### Task
Copy all lines of the listing that include the string "title".

## START Records for the exercise

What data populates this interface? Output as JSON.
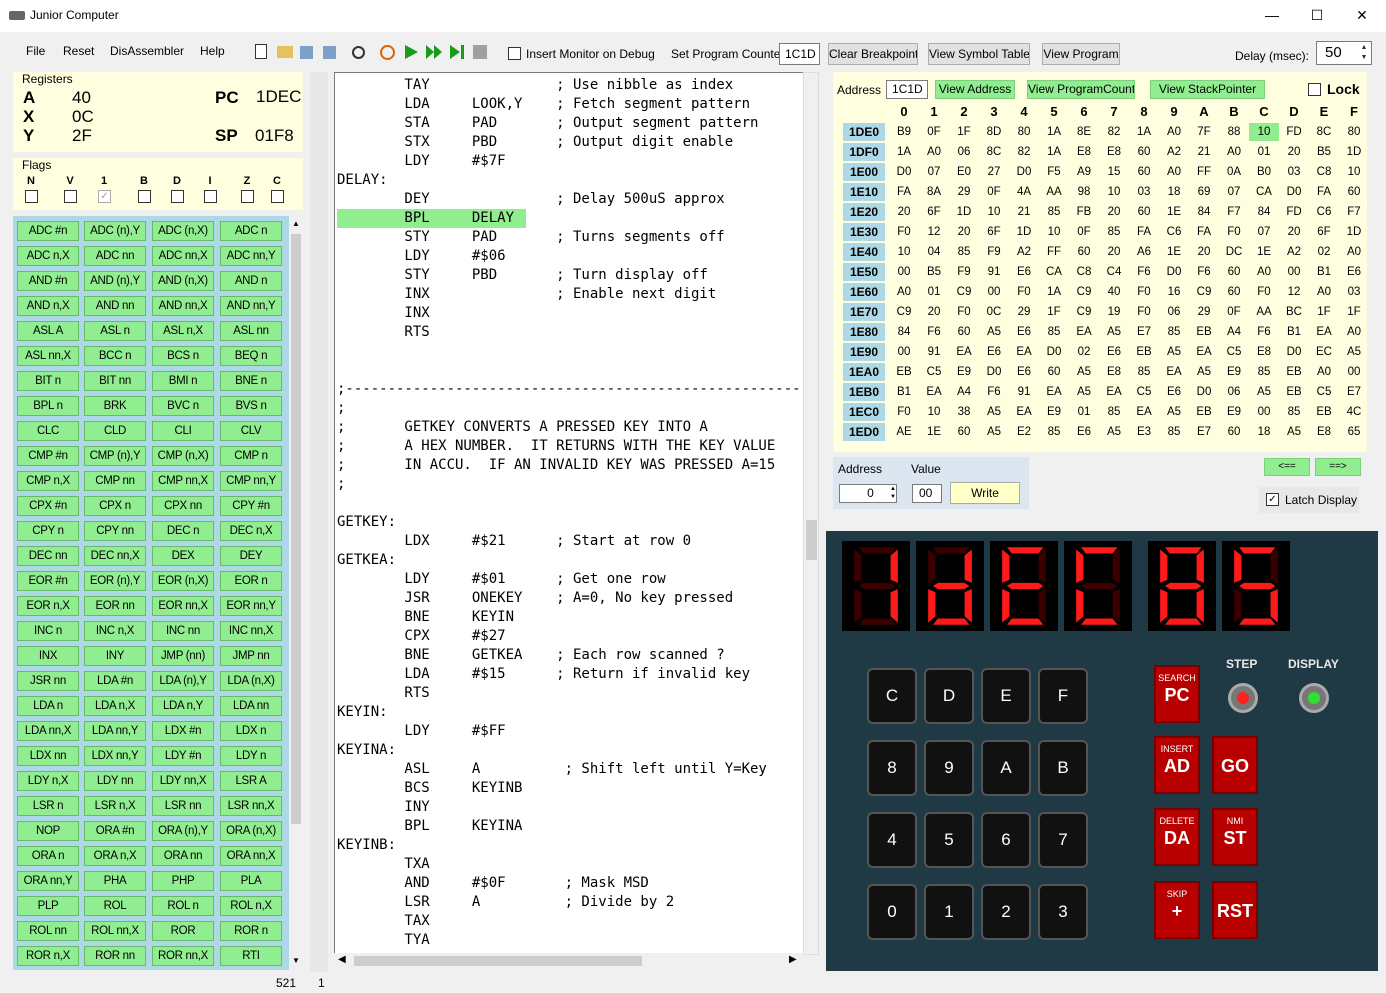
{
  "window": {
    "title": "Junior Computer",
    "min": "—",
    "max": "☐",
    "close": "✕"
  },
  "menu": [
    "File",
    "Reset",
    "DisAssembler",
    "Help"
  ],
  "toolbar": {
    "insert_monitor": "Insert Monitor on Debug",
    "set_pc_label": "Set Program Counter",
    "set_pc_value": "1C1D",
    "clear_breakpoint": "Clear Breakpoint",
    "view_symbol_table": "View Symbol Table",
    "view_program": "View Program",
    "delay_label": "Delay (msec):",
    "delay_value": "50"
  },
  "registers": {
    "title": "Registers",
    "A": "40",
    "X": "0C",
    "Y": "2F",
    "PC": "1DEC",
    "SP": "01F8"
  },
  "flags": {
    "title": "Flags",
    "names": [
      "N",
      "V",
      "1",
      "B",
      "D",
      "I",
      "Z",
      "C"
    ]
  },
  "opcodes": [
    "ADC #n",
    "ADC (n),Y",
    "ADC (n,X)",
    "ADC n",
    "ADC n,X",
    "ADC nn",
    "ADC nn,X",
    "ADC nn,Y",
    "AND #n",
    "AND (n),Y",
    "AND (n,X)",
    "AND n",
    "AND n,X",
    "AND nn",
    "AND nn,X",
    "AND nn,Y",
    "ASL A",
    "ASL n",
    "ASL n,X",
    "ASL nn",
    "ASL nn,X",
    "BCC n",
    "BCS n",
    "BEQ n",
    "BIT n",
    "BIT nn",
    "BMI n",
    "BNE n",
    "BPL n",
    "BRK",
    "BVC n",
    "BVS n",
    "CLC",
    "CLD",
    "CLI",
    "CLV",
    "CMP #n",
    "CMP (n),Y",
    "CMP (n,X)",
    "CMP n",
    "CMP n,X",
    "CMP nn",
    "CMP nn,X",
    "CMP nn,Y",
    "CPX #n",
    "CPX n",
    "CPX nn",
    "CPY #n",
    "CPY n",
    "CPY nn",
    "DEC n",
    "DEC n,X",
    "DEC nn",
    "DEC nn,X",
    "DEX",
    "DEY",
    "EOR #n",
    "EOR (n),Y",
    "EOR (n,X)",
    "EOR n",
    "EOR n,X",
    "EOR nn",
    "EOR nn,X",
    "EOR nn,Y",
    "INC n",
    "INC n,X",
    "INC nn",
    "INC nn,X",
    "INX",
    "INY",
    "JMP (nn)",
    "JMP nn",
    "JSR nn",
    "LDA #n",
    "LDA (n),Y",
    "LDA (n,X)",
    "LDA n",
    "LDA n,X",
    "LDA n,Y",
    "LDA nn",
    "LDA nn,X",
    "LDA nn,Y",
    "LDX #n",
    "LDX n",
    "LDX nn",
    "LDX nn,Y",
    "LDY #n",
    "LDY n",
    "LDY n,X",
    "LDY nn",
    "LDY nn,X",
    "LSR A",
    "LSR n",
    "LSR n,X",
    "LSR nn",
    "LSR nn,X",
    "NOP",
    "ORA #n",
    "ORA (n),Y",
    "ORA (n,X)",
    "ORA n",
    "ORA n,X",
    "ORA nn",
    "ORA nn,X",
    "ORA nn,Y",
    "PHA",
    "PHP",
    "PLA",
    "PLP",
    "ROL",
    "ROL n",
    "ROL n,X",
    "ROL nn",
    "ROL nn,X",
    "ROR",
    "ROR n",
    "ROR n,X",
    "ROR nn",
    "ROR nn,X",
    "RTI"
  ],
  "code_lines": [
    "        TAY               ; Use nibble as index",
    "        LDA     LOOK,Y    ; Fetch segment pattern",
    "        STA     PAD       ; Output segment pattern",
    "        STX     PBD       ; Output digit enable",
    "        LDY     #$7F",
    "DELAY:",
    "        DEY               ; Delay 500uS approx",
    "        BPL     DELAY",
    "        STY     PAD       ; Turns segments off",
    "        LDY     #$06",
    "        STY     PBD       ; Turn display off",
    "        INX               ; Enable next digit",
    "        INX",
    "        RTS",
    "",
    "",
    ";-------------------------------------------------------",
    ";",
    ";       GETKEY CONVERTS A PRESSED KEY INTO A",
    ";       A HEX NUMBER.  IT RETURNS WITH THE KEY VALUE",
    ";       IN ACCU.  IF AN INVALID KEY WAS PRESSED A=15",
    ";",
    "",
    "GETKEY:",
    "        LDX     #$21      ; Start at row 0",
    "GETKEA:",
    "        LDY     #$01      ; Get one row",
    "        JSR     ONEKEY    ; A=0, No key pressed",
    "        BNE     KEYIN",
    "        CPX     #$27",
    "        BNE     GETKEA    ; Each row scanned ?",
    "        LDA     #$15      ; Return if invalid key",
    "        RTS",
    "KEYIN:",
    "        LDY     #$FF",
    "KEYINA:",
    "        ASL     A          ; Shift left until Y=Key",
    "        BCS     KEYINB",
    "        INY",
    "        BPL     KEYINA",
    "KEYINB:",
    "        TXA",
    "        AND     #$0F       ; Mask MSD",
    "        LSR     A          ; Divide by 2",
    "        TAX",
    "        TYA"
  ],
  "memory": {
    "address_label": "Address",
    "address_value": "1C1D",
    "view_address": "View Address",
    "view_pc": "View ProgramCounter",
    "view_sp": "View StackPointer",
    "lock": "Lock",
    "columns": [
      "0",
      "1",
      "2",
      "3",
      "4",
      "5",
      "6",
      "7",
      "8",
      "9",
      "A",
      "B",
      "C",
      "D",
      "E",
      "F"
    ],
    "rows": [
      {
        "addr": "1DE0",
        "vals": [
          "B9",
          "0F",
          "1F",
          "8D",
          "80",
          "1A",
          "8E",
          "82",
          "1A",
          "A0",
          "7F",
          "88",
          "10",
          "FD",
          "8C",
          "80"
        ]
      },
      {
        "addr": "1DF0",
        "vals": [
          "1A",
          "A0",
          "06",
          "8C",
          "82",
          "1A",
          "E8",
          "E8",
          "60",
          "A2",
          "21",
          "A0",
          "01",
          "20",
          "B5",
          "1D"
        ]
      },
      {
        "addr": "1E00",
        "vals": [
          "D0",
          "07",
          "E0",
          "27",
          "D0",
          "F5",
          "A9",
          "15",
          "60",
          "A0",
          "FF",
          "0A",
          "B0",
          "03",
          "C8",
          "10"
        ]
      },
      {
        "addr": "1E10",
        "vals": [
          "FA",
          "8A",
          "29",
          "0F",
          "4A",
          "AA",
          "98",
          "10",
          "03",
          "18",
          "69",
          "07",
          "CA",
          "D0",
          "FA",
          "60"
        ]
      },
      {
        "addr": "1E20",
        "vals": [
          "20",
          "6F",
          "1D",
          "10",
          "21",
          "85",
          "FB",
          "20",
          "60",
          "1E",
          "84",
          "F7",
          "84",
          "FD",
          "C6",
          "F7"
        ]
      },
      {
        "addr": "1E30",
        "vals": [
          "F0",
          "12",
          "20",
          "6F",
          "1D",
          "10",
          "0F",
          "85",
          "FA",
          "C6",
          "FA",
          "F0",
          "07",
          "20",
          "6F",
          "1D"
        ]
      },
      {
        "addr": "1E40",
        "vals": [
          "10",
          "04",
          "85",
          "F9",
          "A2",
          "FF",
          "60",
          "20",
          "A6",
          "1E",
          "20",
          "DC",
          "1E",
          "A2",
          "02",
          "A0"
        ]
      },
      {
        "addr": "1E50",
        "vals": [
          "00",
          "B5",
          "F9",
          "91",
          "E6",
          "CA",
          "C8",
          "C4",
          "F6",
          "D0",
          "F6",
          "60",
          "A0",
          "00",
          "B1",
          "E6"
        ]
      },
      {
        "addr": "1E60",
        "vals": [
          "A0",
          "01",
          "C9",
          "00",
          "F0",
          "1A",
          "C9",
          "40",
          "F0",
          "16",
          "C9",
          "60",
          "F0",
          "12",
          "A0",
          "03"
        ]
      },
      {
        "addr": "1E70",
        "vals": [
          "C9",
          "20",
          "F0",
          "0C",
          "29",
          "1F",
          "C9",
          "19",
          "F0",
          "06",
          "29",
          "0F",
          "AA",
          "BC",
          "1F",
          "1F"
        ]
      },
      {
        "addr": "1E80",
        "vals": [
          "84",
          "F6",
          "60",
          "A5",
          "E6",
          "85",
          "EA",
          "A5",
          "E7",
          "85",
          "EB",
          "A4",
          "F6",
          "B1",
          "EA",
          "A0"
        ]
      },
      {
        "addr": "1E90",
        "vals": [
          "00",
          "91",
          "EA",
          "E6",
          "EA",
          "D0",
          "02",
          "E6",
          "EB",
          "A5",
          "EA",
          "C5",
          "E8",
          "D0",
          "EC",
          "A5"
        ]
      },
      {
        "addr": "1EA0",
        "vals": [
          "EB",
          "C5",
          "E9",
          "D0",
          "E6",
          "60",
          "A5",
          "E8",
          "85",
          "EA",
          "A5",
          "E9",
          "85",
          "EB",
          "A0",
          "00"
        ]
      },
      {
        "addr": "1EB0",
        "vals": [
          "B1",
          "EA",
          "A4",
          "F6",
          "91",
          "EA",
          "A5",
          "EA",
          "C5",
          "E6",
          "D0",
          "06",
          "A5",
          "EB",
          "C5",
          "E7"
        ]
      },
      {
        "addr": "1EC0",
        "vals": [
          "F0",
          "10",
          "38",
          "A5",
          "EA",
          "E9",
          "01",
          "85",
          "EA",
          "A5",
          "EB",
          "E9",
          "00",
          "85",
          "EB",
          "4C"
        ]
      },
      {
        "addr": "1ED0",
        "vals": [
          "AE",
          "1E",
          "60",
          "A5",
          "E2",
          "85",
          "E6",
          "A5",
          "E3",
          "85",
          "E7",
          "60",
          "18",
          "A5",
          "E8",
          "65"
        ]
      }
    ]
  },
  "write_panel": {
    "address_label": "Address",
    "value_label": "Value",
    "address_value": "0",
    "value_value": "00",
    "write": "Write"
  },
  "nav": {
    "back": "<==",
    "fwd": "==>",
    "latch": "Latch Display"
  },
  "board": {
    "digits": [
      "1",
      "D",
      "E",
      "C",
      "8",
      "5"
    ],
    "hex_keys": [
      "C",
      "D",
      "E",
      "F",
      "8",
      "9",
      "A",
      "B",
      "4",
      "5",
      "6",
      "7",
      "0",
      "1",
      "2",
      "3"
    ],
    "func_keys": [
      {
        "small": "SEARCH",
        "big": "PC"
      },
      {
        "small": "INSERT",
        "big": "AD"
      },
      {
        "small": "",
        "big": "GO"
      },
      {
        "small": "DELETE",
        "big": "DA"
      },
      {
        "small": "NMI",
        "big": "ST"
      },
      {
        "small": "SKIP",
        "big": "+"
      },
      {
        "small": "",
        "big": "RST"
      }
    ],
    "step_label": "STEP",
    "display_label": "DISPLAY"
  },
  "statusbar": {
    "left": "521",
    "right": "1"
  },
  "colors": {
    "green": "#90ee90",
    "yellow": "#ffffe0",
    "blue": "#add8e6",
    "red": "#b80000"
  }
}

## END Records for the exercise

### Exercise solution
    "title": "Junior Computer",
    "title": "Registers",
    "title": "Flags",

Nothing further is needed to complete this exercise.